**Requirement:** Which lines hold the word "采用了对比实验的研究方法"? Copy each of them from the material.

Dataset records
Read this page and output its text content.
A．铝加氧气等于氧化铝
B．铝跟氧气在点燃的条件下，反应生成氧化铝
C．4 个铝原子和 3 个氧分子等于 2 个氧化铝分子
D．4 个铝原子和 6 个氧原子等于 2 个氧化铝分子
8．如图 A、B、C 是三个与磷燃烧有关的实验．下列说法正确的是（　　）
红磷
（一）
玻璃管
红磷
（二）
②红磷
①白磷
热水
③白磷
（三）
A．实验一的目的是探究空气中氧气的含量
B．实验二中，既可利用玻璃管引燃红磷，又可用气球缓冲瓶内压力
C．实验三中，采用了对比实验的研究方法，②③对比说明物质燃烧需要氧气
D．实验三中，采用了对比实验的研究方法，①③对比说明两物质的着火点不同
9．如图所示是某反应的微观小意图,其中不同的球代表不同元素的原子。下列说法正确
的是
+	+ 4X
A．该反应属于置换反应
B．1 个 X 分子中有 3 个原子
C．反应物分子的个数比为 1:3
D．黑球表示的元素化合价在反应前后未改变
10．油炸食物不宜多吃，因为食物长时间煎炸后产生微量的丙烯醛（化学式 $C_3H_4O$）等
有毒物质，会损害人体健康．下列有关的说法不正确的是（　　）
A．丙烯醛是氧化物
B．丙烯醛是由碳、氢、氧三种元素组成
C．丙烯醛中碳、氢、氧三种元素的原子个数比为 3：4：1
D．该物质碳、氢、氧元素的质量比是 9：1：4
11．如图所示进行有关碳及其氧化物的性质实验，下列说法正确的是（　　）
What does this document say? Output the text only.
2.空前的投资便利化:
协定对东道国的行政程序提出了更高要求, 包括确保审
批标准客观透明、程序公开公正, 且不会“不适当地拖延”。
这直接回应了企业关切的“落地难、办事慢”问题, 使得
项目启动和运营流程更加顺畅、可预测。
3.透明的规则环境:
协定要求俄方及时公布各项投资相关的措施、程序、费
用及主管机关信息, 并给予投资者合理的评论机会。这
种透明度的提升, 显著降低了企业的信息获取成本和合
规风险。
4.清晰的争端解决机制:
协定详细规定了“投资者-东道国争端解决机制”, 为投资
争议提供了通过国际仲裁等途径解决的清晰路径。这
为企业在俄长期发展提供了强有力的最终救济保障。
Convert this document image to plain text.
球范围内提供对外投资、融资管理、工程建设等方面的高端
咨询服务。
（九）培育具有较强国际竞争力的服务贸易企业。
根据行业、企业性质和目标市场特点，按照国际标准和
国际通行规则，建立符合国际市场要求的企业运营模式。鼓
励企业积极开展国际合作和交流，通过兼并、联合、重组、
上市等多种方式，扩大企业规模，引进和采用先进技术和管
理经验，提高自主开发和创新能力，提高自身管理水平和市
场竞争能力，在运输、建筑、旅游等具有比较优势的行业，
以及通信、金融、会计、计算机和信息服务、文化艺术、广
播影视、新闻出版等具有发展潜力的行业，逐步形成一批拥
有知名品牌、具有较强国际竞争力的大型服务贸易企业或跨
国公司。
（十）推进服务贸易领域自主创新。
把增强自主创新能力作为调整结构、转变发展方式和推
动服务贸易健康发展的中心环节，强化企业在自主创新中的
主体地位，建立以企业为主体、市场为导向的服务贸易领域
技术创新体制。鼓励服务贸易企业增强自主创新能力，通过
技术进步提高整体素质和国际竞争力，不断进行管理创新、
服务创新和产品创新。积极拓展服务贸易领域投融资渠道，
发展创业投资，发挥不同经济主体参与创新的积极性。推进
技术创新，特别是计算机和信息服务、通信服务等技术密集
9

**Answer below:**
C．实验三中，采用了对比实验的研究方法，②③对比说明物质燃烧需要氧气
D．实验三中，采用了对比实验的研究方法，①③对比说明两物质的着火点不同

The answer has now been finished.